=== Your objective ===
Leaving out the pictures, transcribe all of the records faithfully.

======== Data for this task

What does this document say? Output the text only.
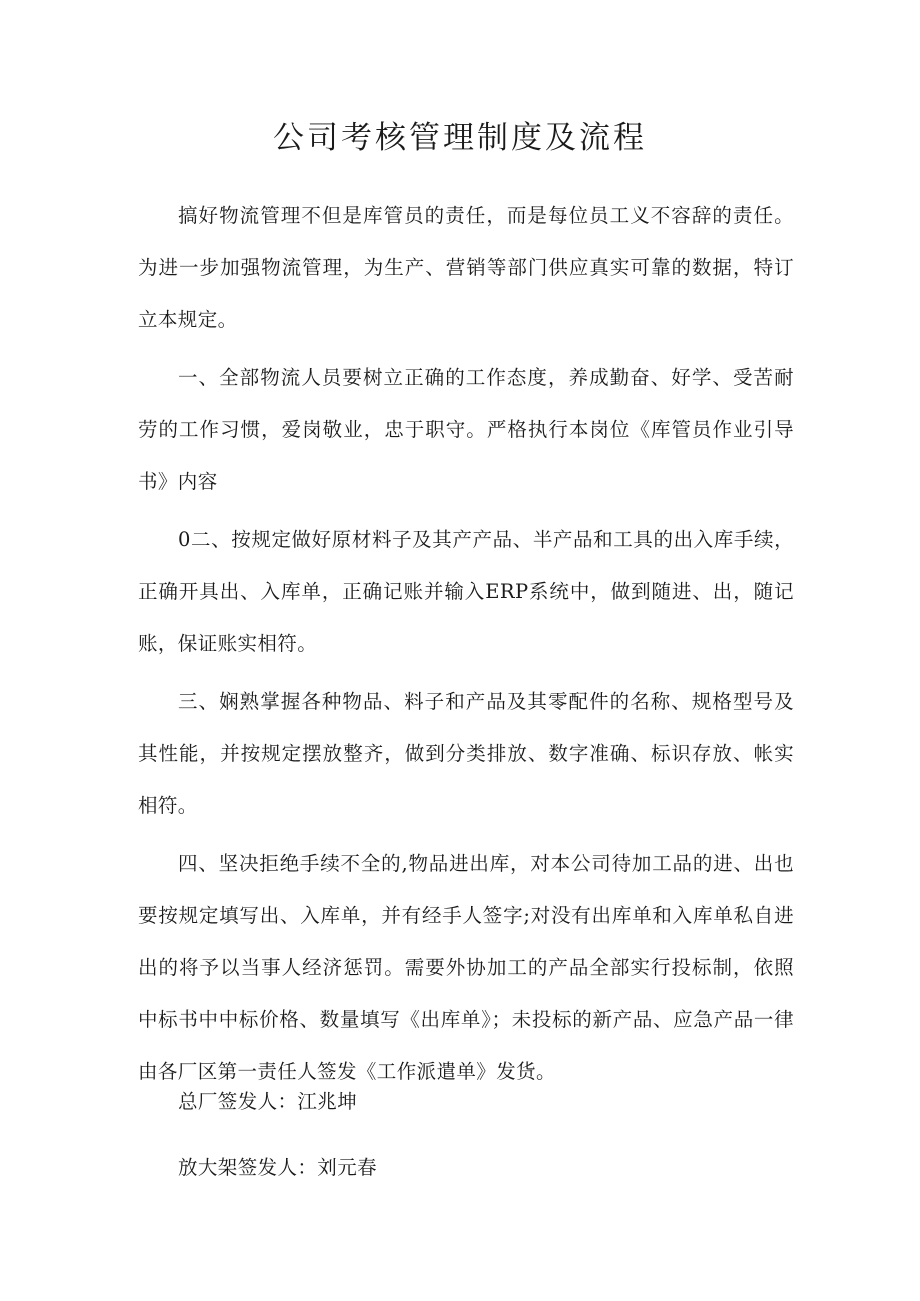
公司考核管理制度及流程

搞好物流管理不但是库管员的责任，而是每位员工义不容辞的责任。为进一步加强物流管理，为生产、营销等部门供应真实可靠的数据，特订立本规定。

一、全部物流人员要树立正确的工作态度，养成勤奋、好学、受苦耐劳的工作习惯，爱岗敬业，忠于职守。严格执行本岗位《库管员作业引导书》内容

0二、按规定做好原材料子及其产产品、半产品和工具的出入库手续，正确开具出、入库单，正确记账并输入ERP系统中，做到随进、出，随记账，保证账实相符。

三、娴熟掌握各种物品、料子和产品及其零配件的名称、规格型号及其性能，并按规定摆放整齐，做到分类排放、数字准确、标识存放、帐实相符。

四、坚决拒绝手续不全的,物品进出库，对本公司待加工品的进、出也要按规定填写出、入库单，并有经手人签字;对没有出库单和入库单私自进出的将予以当事人经济惩罚。需要外协加工的产品全部实行投标制，依照中标书中中标价格、数量填写《出库单》；未投标的新产品、应急产品一律由各厂区第一责任人签发《工作派遣单》发货。

总厂签发人：江兆坤

放大架签发人：刘元春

================

=== Complete response ===
What does this document say? Output the text only.
公司考核管理制度及流程

搞好物流管理不但是库管员的责任，而是每位员工义不容辞的责任。为进一步加强物流管理，为生产、营销等部门供应真实可靠的数据，特订立本规定。

一、全部物流人员要树立正确的工作态度，养成勤奋、好学、受苦耐劳的工作习惯，爱岗敬业，忠于职守。严格执行本岗位《库管员作业引导书》内容

0二、按规定做好原材料子及其产产品、半产品和工具的出入库手续，正确开具出、入库单，正确记账并输入ERP系统中，做到随进、出，随记账，保证账实相符。

三、娴熟掌握各种物品、料子和产品及其零配件的名称、规格型号及其性能，并按规定摆放整齐，做到分类排放、数字准确、标识存放、帐实相符。

四、坚决拒绝手续不全的,物品进出库，对本公司待加工品的进、出也要按规定填写出、入库单，并有经手人签字;对没有出库单和入库单私自进出的将予以当事人经济惩罚。需要外协加工的产品全部实行投标制，依照中标书中中标价格、数量填写《出库单》；未投标的新产品、应急产品一律由各厂区第一责任人签发《工作派遣单》发货。

总厂签发人：江兆坤

放大架签发人：刘元春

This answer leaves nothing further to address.